What you should do:
Copy out the entries below in full and exactly.

>> START Supplied records

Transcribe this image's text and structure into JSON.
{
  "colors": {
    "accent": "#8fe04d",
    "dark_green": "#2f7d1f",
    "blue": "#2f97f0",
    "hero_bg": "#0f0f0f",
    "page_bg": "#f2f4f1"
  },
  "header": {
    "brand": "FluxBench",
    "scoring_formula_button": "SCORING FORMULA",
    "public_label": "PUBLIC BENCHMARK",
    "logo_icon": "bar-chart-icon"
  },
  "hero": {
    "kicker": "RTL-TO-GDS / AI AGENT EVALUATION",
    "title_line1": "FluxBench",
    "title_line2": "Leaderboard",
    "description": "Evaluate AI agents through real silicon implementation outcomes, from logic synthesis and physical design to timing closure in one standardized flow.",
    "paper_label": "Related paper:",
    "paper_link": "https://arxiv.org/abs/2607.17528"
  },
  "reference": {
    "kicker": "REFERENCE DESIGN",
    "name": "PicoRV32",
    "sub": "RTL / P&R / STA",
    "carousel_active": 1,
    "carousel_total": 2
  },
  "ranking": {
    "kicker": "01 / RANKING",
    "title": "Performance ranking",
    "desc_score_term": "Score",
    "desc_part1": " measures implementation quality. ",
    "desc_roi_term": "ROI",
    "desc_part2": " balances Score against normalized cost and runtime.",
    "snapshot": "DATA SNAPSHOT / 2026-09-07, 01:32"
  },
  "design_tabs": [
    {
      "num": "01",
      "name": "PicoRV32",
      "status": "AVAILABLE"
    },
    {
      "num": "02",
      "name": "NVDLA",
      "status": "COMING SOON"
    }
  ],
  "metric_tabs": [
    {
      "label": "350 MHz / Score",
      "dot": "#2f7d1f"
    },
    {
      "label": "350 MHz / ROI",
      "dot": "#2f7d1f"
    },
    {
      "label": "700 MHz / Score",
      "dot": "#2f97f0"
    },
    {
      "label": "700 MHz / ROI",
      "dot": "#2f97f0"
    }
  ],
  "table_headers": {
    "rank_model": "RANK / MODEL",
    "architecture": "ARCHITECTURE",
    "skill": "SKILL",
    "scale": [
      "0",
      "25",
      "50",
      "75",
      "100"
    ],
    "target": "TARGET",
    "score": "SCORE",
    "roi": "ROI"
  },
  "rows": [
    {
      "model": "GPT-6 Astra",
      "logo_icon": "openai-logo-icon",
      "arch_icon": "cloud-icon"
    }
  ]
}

>> END Supplied records

Reply:
Transcribe this image's text and structure into JSON.
{
  "colors": {
    "accent": "#8fe04d",
    "dark_green": "#2f7d1f",
    "blue": "#2f97f0",
    "hero_bg": "#0f0f0f",
    "page_bg": "#f2f4f1"
  },
  "header": {
    "brand": "FluxBench",
    "scoring_formula_button": "SCORING FORMULA",
    "public_label": "PUBLIC BENCHMARK",
    "logo_icon": "bar-chart-icon"
  },
  "hero": {
    "kicker": "RTL-TO-GDS / AI AGENT EVALUATION",
    "title_line1": "FluxBench",
    "title_line2": "Leaderboard",
    "description": "Evaluate AI agents through real silicon implementation outcomes, from logic synthesis and physical design to timing closure in one standardized flow.",
    "paper_label": "Related paper:",
    "paper_link": "https://arxiv.org/abs/2607.17528"
  },
  "reference": {
    "kicker": "REFERENCE DESIGN",
    "name": "PicoRV32",
    "sub": "RTL / P&R / STA",
    "carousel_active": 1,
    "carousel_total": 2
  },
  "ranking": {
    "kicker": "01 / RANKING",
    "title": "Performance ranking",
    "desc_score_term": "Score",
    "desc_part1": " measures implementation quality. ",
    "desc_roi_term": "ROI",
    "desc_part2": " balances Score against normalized cost and runtime.",
    "snapshot": "DATA SNAPSHOT / 2026-09-07, 01:32"
  },
  "design_tabs": [
    {
      "num": "01",
      "name": "PicoRV32",
      "status": "AVAILABLE"
    },
    {
      "num": "02",
      "name": "NVDLA",
      "status": "COMING SOON"
    }
  ],
  "metric_tabs": [
    {
      "label": "350 MHz / Score",
      "dot": "#2f7d1f"
    },
    {
      "label": "350 MHz / ROI",
      "dot": "#2f7d1f"
    },
    {
      "label": "700 MHz / Score",
      "dot": "#2f97f0"
    },
    {
      "label": "700 MHz / ROI",
      "dot": "#2f97f0"
    }
  ],
  "table_headers": {
    "rank_model": "RANK / MODEL",
    "architecture": "ARCHITECTURE",
    "skill": "SKILL",
    "scale": [
      "0",
      "25",
      "50",
      "75",
      "100"
    ],
    "target": "TARGET",
    "score": "SCORE",
    "roi": "ROI"
  },
  "rows": [
    {
      "model": "GPT-6 Astra",
      "logo_icon": "openai-logo-icon",
      "arch_icon": "cloud-icon"
    }
  ]
}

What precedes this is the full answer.